» SOURCE DATA:
******
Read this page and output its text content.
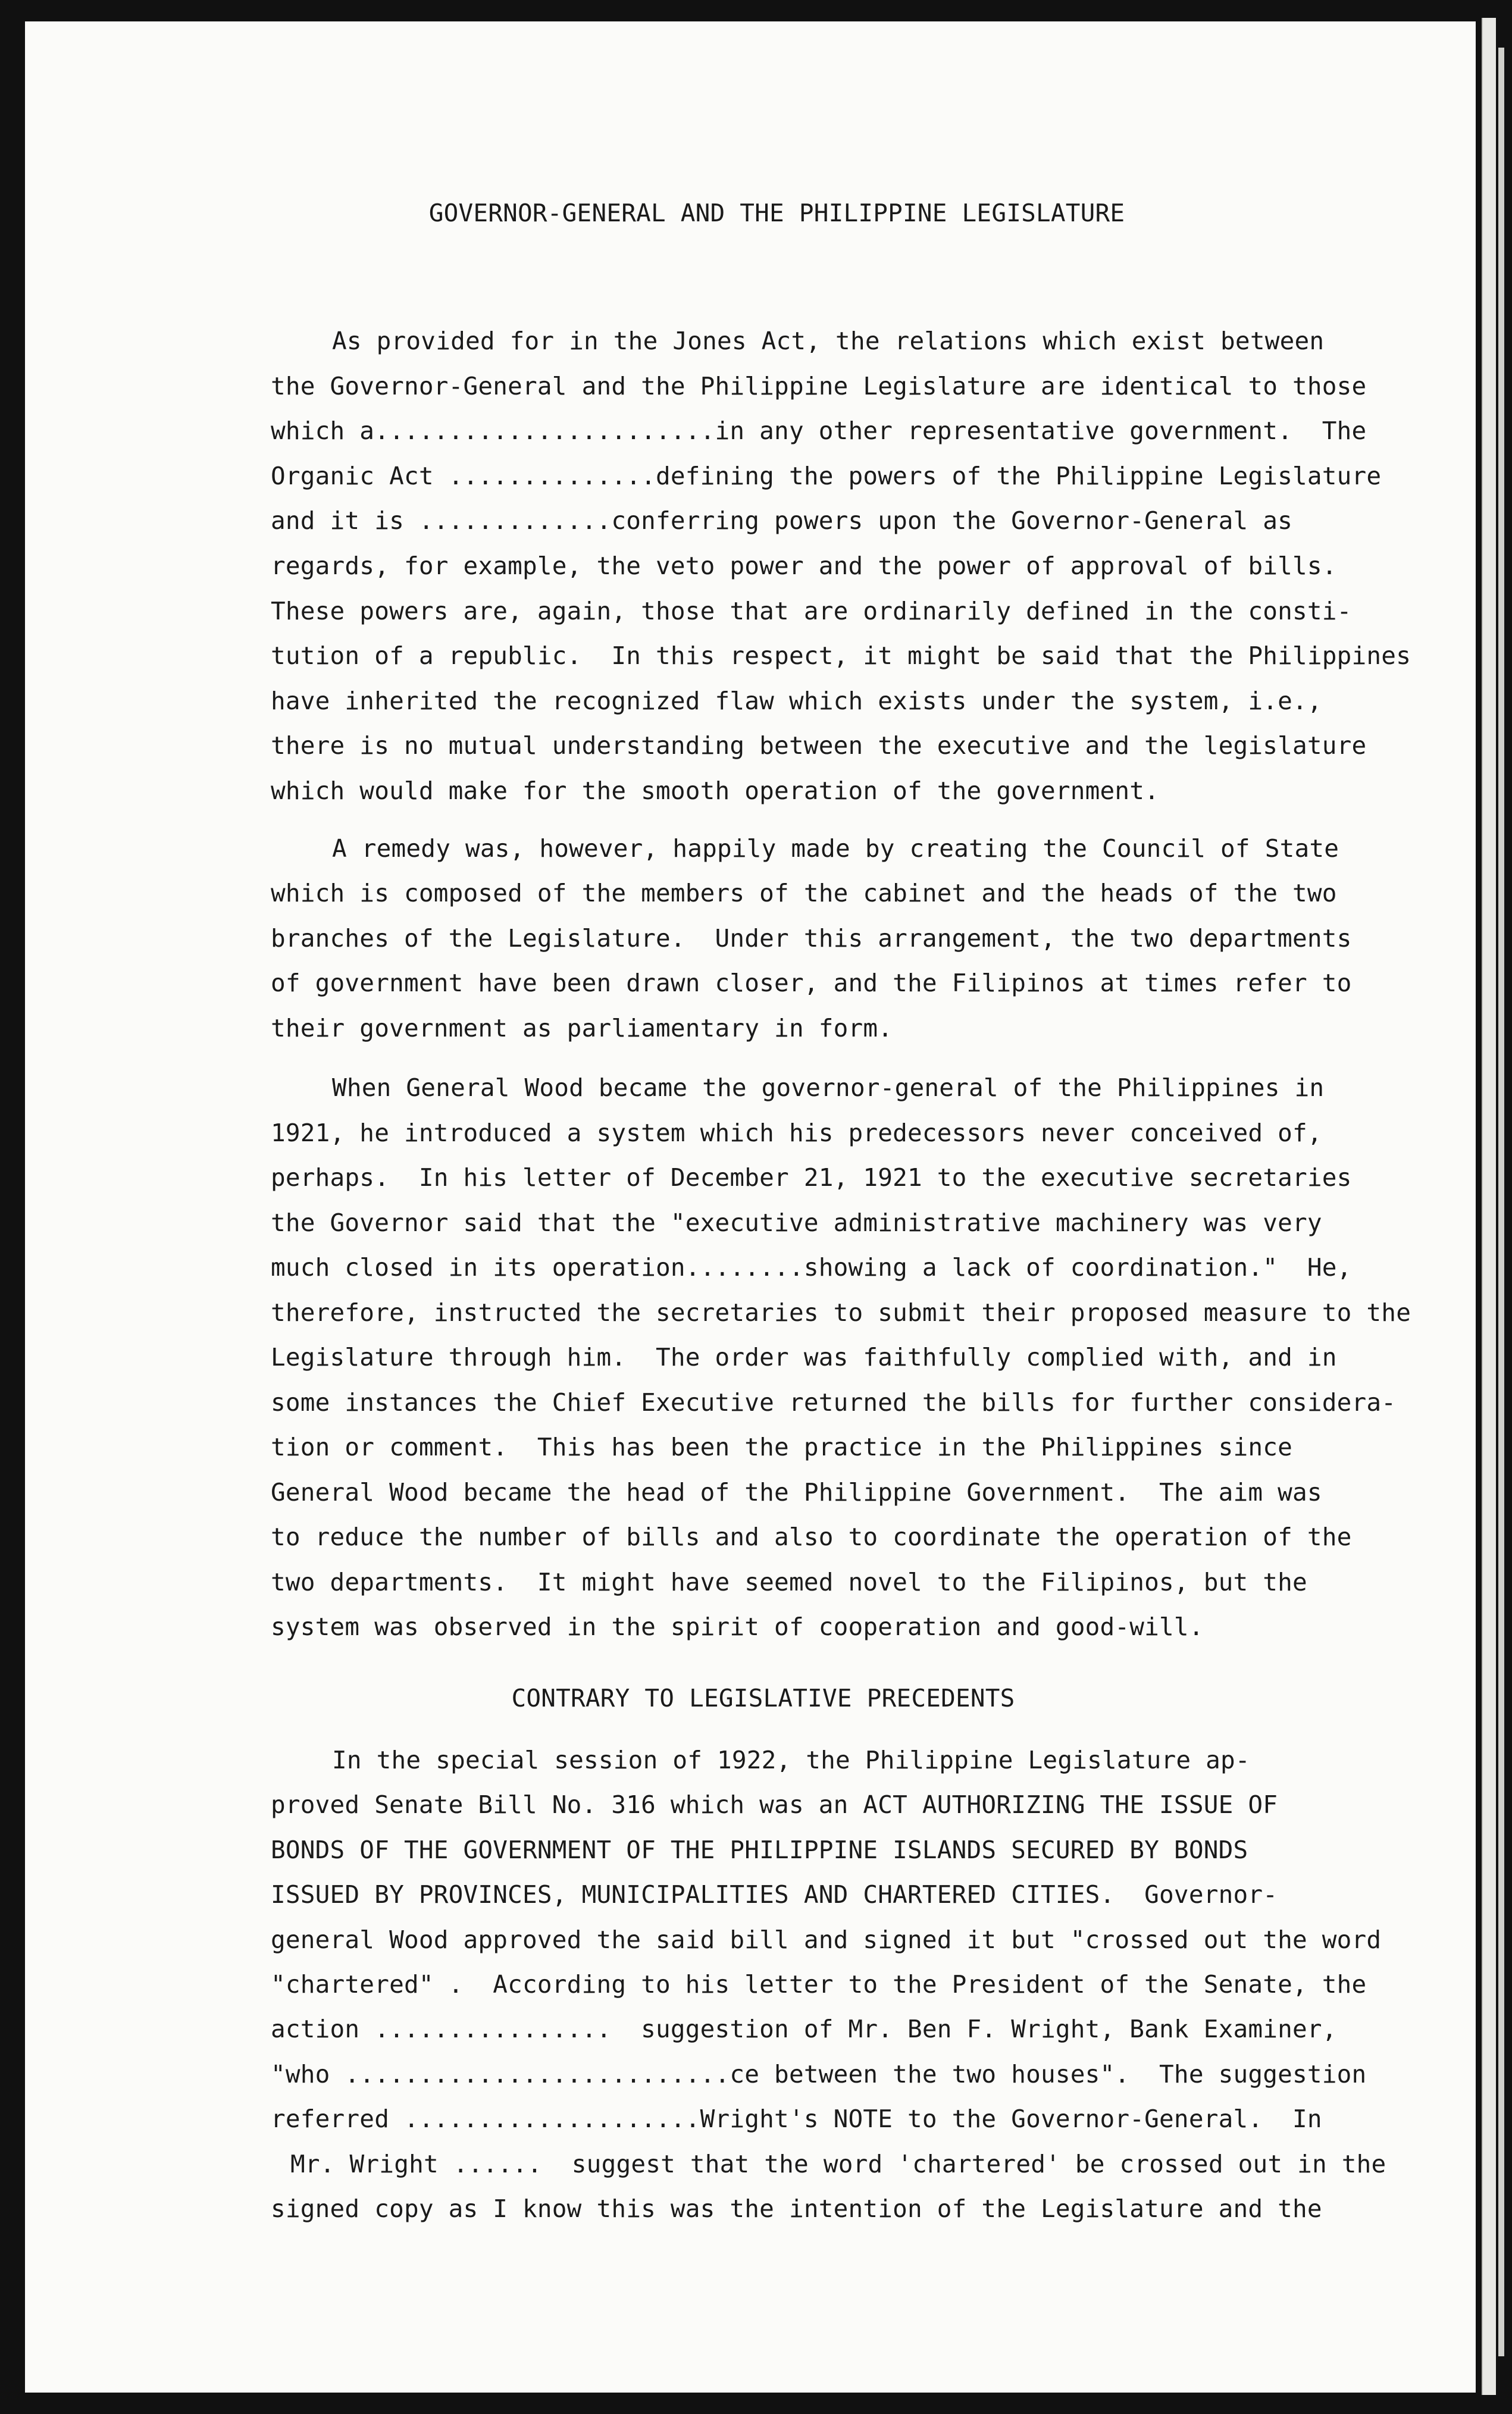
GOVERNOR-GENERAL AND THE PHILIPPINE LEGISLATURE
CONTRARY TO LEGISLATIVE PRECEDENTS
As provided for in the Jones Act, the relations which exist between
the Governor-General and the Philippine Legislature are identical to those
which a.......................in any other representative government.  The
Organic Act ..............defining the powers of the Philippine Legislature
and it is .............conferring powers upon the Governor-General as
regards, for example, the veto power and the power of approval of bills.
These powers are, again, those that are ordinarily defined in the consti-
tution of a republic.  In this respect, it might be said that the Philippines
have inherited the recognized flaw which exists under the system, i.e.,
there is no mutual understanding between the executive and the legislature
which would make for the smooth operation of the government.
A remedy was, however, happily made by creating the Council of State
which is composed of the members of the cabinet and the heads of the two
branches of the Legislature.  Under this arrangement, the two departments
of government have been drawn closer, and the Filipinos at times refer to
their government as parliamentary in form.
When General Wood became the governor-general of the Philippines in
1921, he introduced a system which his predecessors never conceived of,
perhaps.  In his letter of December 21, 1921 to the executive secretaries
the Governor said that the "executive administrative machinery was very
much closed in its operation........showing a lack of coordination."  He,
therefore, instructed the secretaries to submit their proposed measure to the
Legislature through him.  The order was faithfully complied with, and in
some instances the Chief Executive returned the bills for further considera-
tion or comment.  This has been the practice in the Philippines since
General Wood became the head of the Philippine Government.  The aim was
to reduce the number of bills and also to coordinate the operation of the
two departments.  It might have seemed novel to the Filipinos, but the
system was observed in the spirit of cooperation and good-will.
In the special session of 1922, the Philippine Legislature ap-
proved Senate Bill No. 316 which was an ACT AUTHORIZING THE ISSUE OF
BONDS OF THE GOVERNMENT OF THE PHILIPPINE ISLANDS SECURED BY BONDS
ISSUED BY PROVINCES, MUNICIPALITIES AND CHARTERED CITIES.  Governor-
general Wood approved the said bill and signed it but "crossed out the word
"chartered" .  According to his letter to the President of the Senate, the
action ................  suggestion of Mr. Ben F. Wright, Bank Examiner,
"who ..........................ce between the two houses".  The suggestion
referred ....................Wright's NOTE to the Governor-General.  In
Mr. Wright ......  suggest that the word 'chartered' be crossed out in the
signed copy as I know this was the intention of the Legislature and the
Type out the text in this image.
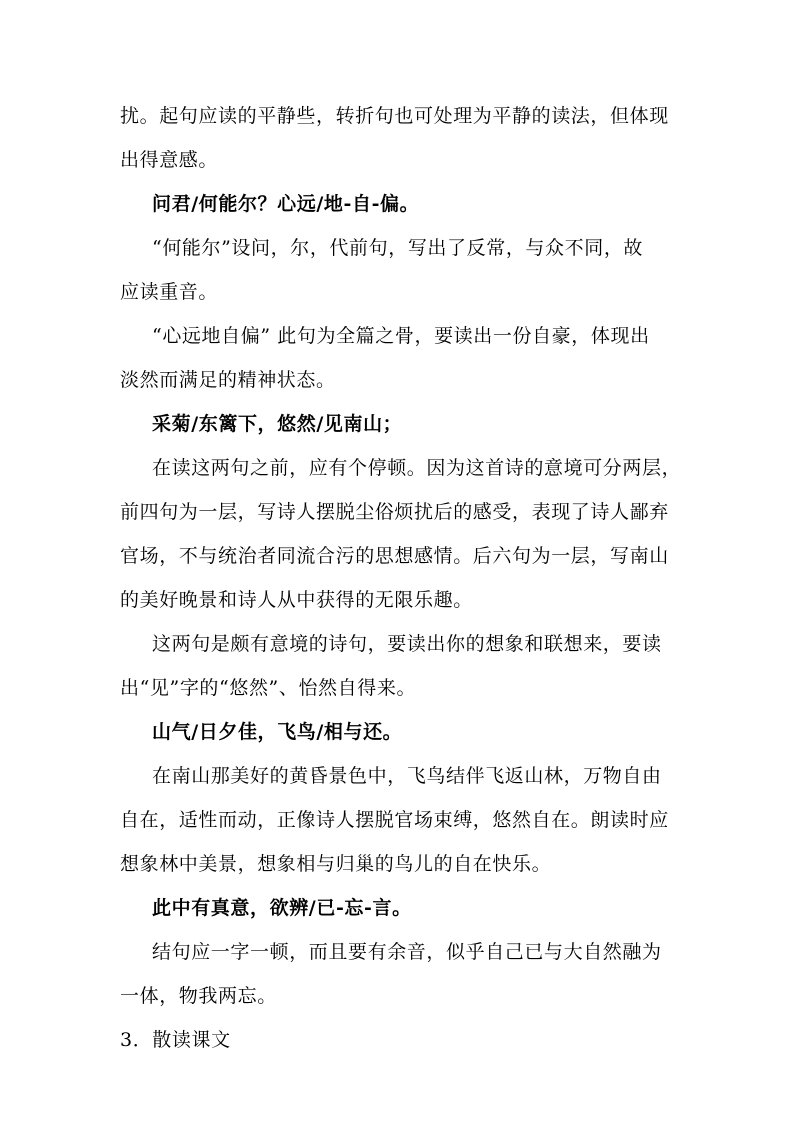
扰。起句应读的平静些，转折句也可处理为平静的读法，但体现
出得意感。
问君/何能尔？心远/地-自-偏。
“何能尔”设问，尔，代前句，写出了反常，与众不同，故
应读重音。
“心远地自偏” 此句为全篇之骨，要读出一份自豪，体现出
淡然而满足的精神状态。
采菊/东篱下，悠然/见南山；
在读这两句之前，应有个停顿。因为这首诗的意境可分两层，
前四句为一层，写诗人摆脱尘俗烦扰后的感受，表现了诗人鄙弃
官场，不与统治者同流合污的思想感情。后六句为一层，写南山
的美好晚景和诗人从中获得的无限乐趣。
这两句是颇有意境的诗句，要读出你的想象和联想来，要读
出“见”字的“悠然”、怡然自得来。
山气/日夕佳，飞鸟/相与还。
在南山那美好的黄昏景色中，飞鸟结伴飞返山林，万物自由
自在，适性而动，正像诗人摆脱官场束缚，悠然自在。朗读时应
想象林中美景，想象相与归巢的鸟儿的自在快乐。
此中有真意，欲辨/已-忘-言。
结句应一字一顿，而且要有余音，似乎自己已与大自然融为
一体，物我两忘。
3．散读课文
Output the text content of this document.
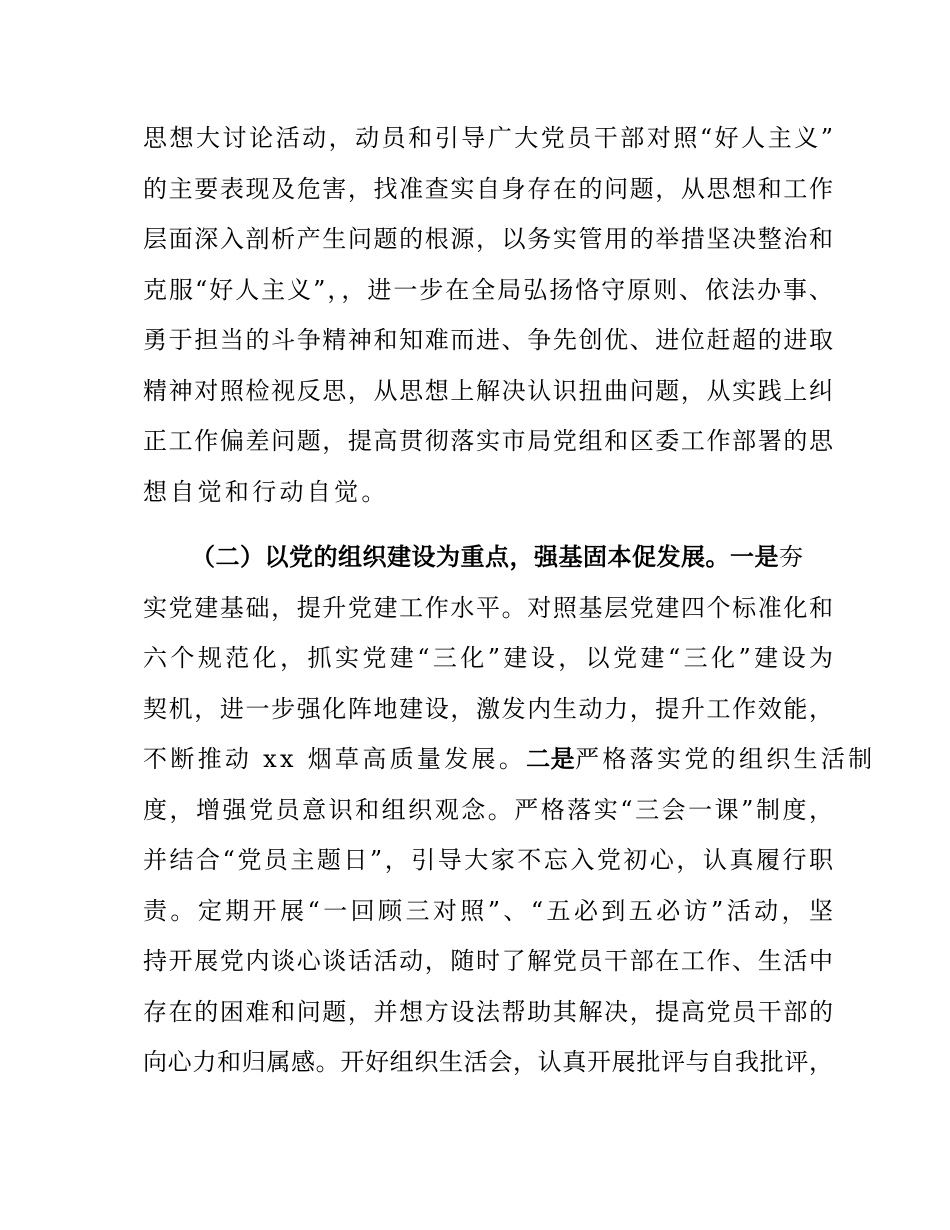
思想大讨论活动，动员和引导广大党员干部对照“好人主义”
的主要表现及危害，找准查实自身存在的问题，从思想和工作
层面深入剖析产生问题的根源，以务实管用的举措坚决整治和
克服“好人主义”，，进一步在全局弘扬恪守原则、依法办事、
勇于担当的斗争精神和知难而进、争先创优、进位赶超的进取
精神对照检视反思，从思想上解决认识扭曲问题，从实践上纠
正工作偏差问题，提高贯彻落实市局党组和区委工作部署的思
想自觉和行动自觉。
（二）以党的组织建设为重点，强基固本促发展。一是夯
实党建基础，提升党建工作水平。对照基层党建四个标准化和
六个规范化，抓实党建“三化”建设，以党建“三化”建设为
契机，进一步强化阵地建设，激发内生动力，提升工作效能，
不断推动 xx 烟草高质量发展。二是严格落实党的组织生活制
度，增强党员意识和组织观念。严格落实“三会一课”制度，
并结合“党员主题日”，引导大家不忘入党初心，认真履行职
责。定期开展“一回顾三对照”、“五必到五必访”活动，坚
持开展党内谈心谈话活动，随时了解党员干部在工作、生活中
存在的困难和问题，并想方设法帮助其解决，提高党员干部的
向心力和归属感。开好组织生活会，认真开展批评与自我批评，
******
» STATED TASK:
Restate every record exactly, please; do not copy the pictures.

» EXERCISE ANSWER:
Read this page and output its text content.
GOVERNOR-GENERAL AND THE PHILIPPINE LEGISLATURE
CONTRARY TO LEGISLATIVE PRECEDENTS
As provided for in the Jones Act, the relations which exist between
the Governor-General and the Philippine Legislature are identical to those
which a.......................in any other representative government.  The
Organic Act ..............defining the powers of the Philippine Legislature
and it is .............conferring powers upon the Governor-General as
regards, for example, the veto power and the power of approval of bills.
These powers are, again, those that are ordinarily defined in the consti-
tution of a republic.  In this respect, it might be said that the Philippines
have inherited the recognized flaw which exists under the system, i.e.,
there is no mutual understanding between the executive and the legislature
which would make for the smooth operation of the government.
A remedy was, however, happily made by creating the Council of State
which is composed of the members of the cabinet and the heads of the two
branches of the Legislature.  Under this arrangement, the two departments
of government have been drawn closer, and the Filipinos at times refer to
their government as parliamentary in form.
When General Wood became the governor-general of the Philippines in
1921, he introduced a system which his predecessors never conceived of,
perhaps.  In his letter of December 21, 1921 to the executive secretaries
the Governor said that the "executive administrative machinery was very
much closed in its operation........showing a lack of coordination."  He,
therefore, instructed the secretaries to submit their proposed measure to the
Legislature through him.  The order was faithfully complied with, and in
some instances the Chief Executive returned the bills for further considera-
tion or comment.  This has been the practice in the Philippines since
General Wood became the head of the Philippine Government.  The aim was
to reduce the number of bills and also to coordinate the operation of the
two departments.  It might have seemed novel to the Filipinos, but the
system was observed in the spirit of cooperation and good-will.
In the special session of 1922, the Philippine Legislature ap-
proved Senate Bill No. 316 which was an ACT AUTHORIZING THE ISSUE OF
BONDS OF THE GOVERNMENT OF THE PHILIPPINE ISLANDS SECURED BY BONDS
ISSUED BY PROVINCES, MUNICIPALITIES AND CHARTERED CITIES.  Governor-
general Wood approved the said bill and signed it but "crossed out the word
"chartered" .  According to his letter to the President of the Senate, the
action ................  suggestion of Mr. Ben F. Wright, Bank Examiner,
"who ..........................ce between the two houses".  The suggestion
referred ....................Wright's NOTE to the Governor-General.  In
Mr. Wright ......  suggest that the word 'chartered' be crossed out in the
signed copy as I know this was the intention of the Legislature and the
Type out the text in this image.
扰。起句应读的平静些，转折句也可处理为平静的读法，但体现
出得意感。
问君/何能尔？心远/地-自-偏。
“何能尔”设问，尔，代前句，写出了反常，与众不同，故
应读重音。
“心远地自偏” 此句为全篇之骨，要读出一份自豪，体现出
淡然而满足的精神状态。
采菊/东篱下，悠然/见南山；
在读这两句之前，应有个停顿。因为这首诗的意境可分两层，
前四句为一层，写诗人摆脱尘俗烦扰后的感受，表现了诗人鄙弃
官场，不与统治者同流合污的思想感情。后六句为一层，写南山
的美好晚景和诗人从中获得的无限乐趣。
这两句是颇有意境的诗句，要读出你的想象和联想来，要读
出“见”字的“悠然”、怡然自得来。
山气/日夕佳，飞鸟/相与还。
在南山那美好的黄昏景色中，飞鸟结伴飞返山林，万物自由
自在，适性而动，正像诗人摆脱官场束缚，悠然自在。朗读时应
想象林中美景，想象相与归巢的鸟儿的自在快乐。
此中有真意，欲辨/已-忘-言。
结句应一字一顿，而且要有余音，似乎自己已与大自然融为
一体，物我两忘。
3．散读课文
Output the text content of this document.
思想大讨论活动，动员和引导广大党员干部对照“好人主义”
的主要表现及危害，找准查实自身存在的问题，从思想和工作
层面深入剖析产生问题的根源，以务实管用的举措坚决整治和
克服“好人主义”，，进一步在全局弘扬恪守原则、依法办事、
勇于担当的斗争精神和知难而进、争先创优、进位赶超的进取
精神对照检视反思，从思想上解决认识扭曲问题，从实践上纠
正工作偏差问题，提高贯彻落实市局党组和区委工作部署的思
想自觉和行动自觉。
（二）以党的组织建设为重点，强基固本促发展。一是夯
实党建基础，提升党建工作水平。对照基层党建四个标准化和
六个规范化，抓实党建“三化”建设，以党建“三化”建设为
契机，进一步强化阵地建设，激发内生动力，提升工作效能，
不断推动 xx 烟草高质量发展。二是严格落实党的组织生活制
度，增强党员意识和组织观念。严格落实“三会一课”制度，
并结合“党员主题日”，引导大家不忘入党初心，认真履行职
责。定期开展“一回顾三对照”、“五必到五必访”活动，坚
持开展党内谈心谈话活动，随时了解党员干部在工作、生活中
存在的困难和问题，并想方设法帮助其解决，提高党员干部的
向心力和归属感。开好组织生活会，认真开展批评与自我批评，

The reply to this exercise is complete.